■ Instructions to follow
From the listing below, pull each line that includes "排除C项".

----- The data -----

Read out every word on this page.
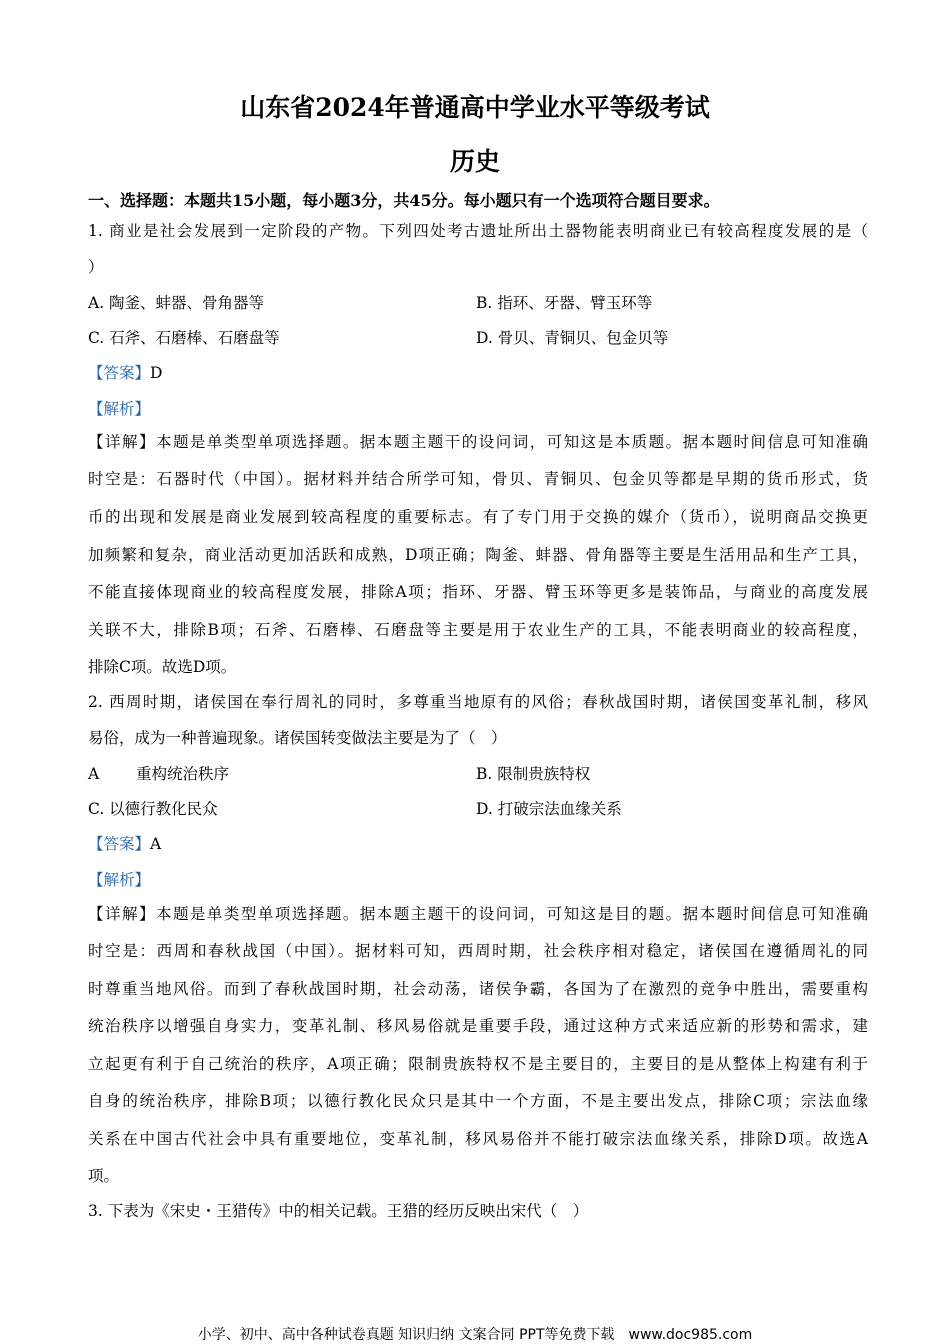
山东省2024年普通高中学业水平等级考试
历史
一、选择题：本题共15小题，每小题3分，共45分。每小题只有一个选项符合题目要求。
1. 商业是社会发展到一定阶段的产物。下列四处考古遗址所出土器物能表明商业已有较高程度发展的是（
）
A. 陶釜、蚌器、骨角器等	B. 指环、牙器、臂玉环等
C. 石斧、石磨棒、石磨盘等	D. 骨贝、青铜贝、包金贝等
【答案】D
【解析】
【详解】本题是单类型单项选择题。据本题主题干的设问词，可知这是本质题。据本题时间信息可知准确
时空是：石器时代（中国）。据材料并结合所学可知，骨贝、青铜贝、包金贝等都是早期的货币形式，货
币的出现和发展是商业发展到较高程度的重要标志。有了专门用于交换的媒介（货币），说明商品交换更
加频繁和复杂，商业活动更加活跃和成熟，D项正确；陶釜、蚌器、骨角器等主要是生活用品和生产工具，
不能直接体现商业的较高程度发展，排除A项；指环、牙器、臂玉环等更多是装饰品，与商业的高度发展
关联不大，排除B项；石斧、石磨棒、石磨盘等主要是用于农业生产的工具，不能表明商业的较高程度，
排除C项。故选D项。
2. 西周时期，诸侯国在奉行周礼的同时，多尊重当地原有的风俗；春秋战国时期，诸侯国变革礼制，移风
易俗，成为一种普遍现象。诸侯国转变做法主要是为了（　）
A 重构统治秩序	B. 限制贵族特权
C. 以德行教化民众	D. 打破宗法血缘关系
【答案】A
【解析】
【详解】本题是单类型单项选择题。据本题主题干的设问词，可知这是目的题。据本题时间信息可知准确
时空是：西周和春秋战国（中国）。据材料可知，西周时期，社会秩序相对稳定，诸侯国在遵循周礼的同
时尊重当地风俗。而到了春秋战国时期，社会动荡，诸侯争霸，各国为了在激烈的竞争中胜出，需要重构
统治秩序以增强自身实力，变革礼制、移风易俗就是重要手段，通过这种方式来适应新的形势和需求，建
立起更有利于自己统治的秩序，A项正确；限制贵族特权不是主要目的，主要目的是从整体上构建有利于
自身的统治秩序，排除B项；以德行教化民众只是其中一个方面，不是主要出发点，排除C项；宗法血缘
关系在中国古代社会中具有重要地位，变革礼制，移风易俗并不能打破宗法血缘关系，排除D项。故选A
项。
3. 下表为《宋史・王猎传》中的相关记载。王猎的经历反映出宋代（　）
小学、初中、高中各种试卷真题 知识归纳 文案合同 PPT等免费下载 www.doc985.com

-----

■ Task solution
排除C项。故选D项。
自身的统治秩序，排除B项；以德行教化民众只是其中一个方面，不是主要出发点，排除C项；宗法血缘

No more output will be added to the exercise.